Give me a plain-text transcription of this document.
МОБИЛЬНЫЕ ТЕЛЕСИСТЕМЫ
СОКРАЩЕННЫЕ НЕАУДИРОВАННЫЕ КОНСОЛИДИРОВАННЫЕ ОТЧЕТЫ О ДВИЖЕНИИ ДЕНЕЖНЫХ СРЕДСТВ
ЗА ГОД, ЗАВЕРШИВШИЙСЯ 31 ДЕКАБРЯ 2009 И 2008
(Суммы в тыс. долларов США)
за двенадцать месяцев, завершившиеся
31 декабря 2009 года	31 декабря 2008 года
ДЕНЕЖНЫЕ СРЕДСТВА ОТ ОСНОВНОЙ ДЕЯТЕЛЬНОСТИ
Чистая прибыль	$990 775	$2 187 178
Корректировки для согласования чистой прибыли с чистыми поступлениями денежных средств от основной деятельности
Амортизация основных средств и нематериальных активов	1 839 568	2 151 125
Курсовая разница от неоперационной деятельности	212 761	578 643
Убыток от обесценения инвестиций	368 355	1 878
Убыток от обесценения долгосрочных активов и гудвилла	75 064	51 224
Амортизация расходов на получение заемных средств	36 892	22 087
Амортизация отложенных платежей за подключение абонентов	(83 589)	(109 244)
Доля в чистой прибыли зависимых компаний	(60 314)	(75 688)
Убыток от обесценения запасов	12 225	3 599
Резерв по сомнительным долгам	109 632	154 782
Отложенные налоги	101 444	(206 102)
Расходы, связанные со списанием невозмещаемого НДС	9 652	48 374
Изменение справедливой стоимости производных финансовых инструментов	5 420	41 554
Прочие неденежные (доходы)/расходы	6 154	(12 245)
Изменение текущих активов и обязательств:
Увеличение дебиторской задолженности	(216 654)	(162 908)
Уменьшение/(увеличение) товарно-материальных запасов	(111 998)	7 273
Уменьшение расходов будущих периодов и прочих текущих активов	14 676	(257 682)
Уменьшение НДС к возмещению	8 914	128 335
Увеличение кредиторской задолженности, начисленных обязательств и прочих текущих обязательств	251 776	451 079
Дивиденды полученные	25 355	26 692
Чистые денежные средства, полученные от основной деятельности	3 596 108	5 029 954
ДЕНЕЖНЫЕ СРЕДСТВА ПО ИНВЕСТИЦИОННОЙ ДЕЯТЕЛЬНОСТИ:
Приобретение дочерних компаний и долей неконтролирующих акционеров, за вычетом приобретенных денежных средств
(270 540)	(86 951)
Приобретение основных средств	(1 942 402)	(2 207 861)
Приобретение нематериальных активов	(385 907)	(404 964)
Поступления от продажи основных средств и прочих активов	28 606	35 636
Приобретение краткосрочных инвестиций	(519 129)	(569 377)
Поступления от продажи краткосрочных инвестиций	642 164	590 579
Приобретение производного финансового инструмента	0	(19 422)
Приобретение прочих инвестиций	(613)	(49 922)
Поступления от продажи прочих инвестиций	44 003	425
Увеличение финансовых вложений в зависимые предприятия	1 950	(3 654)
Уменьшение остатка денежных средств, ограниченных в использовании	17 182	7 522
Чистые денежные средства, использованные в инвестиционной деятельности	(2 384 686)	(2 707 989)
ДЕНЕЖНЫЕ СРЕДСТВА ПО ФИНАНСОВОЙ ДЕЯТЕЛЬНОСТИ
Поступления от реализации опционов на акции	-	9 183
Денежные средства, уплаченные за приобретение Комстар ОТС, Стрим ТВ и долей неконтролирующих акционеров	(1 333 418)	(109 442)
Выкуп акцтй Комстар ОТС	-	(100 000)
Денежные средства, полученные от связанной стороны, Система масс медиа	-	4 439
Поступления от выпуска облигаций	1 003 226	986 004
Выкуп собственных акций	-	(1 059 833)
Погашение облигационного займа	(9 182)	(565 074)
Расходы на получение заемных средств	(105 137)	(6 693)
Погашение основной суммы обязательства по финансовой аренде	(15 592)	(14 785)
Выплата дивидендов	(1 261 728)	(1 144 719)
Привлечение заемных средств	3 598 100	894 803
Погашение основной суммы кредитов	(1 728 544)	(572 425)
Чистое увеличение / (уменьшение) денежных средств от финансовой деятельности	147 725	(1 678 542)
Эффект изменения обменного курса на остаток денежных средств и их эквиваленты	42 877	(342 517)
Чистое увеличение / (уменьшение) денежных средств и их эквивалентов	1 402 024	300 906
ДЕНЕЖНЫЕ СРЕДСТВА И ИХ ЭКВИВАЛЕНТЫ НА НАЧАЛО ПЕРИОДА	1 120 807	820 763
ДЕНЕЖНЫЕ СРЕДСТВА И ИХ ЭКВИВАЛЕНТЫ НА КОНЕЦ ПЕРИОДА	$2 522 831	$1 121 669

#### [Prompt]
Repeat every entry exactly as written above.

#### [Response below]
Give me a plain-text transcription of this document.
МОБИЛЬНЫЕ ТЕЛЕСИСТЕМЫ
СОКРАЩЕННЫЕ НЕАУДИРОВАННЫЕ КОНСОЛИДИРОВАННЫЕ ОТЧЕТЫ О ДВИЖЕНИИ ДЕНЕЖНЫХ СРЕДСТВ
ЗА ГОД, ЗАВЕРШИВШИЙСЯ 31 ДЕКАБРЯ 2009 И 2008
(Суммы в тыс. долларов США)
за двенадцать месяцев, завершившиеся
31 декабря 2009 года	31 декабря 2008 года
ДЕНЕЖНЫЕ СРЕДСТВА ОТ ОСНОВНОЙ ДЕЯТЕЛЬНОСТИ
Чистая прибыль	$990 775	$2 187 178
Корректировки для согласования чистой прибыли с чистыми поступлениями денежных средств от основной деятельности
Амортизация основных средств и нематериальных активов	1 839 568	2 151 125
Курсовая разница от неоперационной деятельности	212 761	578 643
Убыток от обесценения инвестиций	368 355	1 878
Убыток от обесценения долгосрочных активов и гудвилла	75 064	51 224
Амортизация расходов на получение заемных средств	36 892	22 087
Амортизация отложенных платежей за подключение абонентов	(83 589)	(109 244)
Доля в чистой прибыли зависимых компаний	(60 314)	(75 688)
Убыток от обесценения запасов	12 225	3 599
Резерв по сомнительным долгам	109 632	154 782
Отложенные налоги	101 444	(206 102)
Расходы, связанные со списанием невозмещаемого НДС	9 652	48 374
Изменение справедливой стоимости производных финансовых инструментов	5 420	41 554
Прочие неденежные (доходы)/расходы	6 154	(12 245)
Изменение текущих активов и обязательств:
Увеличение дебиторской задолженности	(216 654)	(162 908)
Уменьшение/(увеличение) товарно-материальных запасов	(111 998)	7 273
Уменьшение расходов будущих периодов и прочих текущих активов	14 676	(257 682)
Уменьшение НДС к возмещению	8 914	128 335
Увеличение кредиторской задолженности, начисленных обязательств и прочих текущих обязательств	251 776	451 079
Дивиденды полученные	25 355	26 692
Чистые денежные средства, полученные от основной деятельности	3 596 108	5 029 954
ДЕНЕЖНЫЕ СРЕДСТВА ПО ИНВЕСТИЦИОННОЙ ДЕЯТЕЛЬНОСТИ:
Приобретение дочерних компаний и долей неконтролирующих акционеров, за вычетом приобретенных денежных средств
(270 540)	(86 951)
Приобретение основных средств	(1 942 402)	(2 207 861)
Приобретение нематериальных активов	(385 907)	(404 964)
Поступления от продажи основных средств и прочих активов	28 606	35 636
Приобретение краткосрочных инвестиций	(519 129)	(569 377)
Поступления от продажи краткосрочных инвестиций	642 164	590 579
Приобретение производного финансового инструмента	0	(19 422)
Приобретение прочих инвестиций	(613)	(49 922)
Поступления от продажи прочих инвестиций	44 003	425
Увеличение финансовых вложений в зависимые предприятия	1 950	(3 654)
Уменьшение остатка денежных средств, ограниченных в использовании	17 182	7 522
Чистые денежные средства, использованные в инвестиционной деятельности	(2 384 686)	(2 707 989)
ДЕНЕЖНЫЕ СРЕДСТВА ПО ФИНАНСОВОЙ ДЕЯТЕЛЬНОСТИ
Поступления от реализации опционов на акции	-	9 183
Денежные средства, уплаченные за приобретение Комстар ОТС, Стрим ТВ и долей неконтролирующих акционеров	(1 333 418)	(109 442)
Выкуп акцтй Комстар ОТС	-	(100 000)
Денежные средства, полученные от связанной стороны, Система масс медиа	-	4 439
Поступления от выпуска облигаций	1 003 226	986 004
Выкуп собственных акций	-	(1 059 833)
Погашение облигационного займа	(9 182)	(565 074)
Расходы на получение заемных средств	(105 137)	(6 693)
Погашение основной суммы обязательства по финансовой аренде	(15 592)	(14 785)
Выплата дивидендов	(1 261 728)	(1 144 719)
Привлечение заемных средств	3 598 100	894 803
Погашение основной суммы кредитов	(1 728 544)	(572 425)
Чистое увеличение / (уменьшение) денежных средств от финансовой деятельности	147 725	(1 678 542)
Эффект изменения обменного курса на остаток денежных средств и их эквиваленты	42 877	(342 517)
Чистое увеличение / (уменьшение) денежных средств и их эквивалентов	1 402 024	300 906
ДЕНЕЖНЫЕ СРЕДСТВА И ИХ ЭКВИВАЛЕНТЫ НА НАЧАЛО ПЕРИОДА	1 120 807	820 763
ДЕНЕЖНЫЕ СРЕДСТВА И ИХ ЭКВИВАЛЕНТЫ НА КОНЕЦ ПЕРИОДА	$2 522 831	$1 121 669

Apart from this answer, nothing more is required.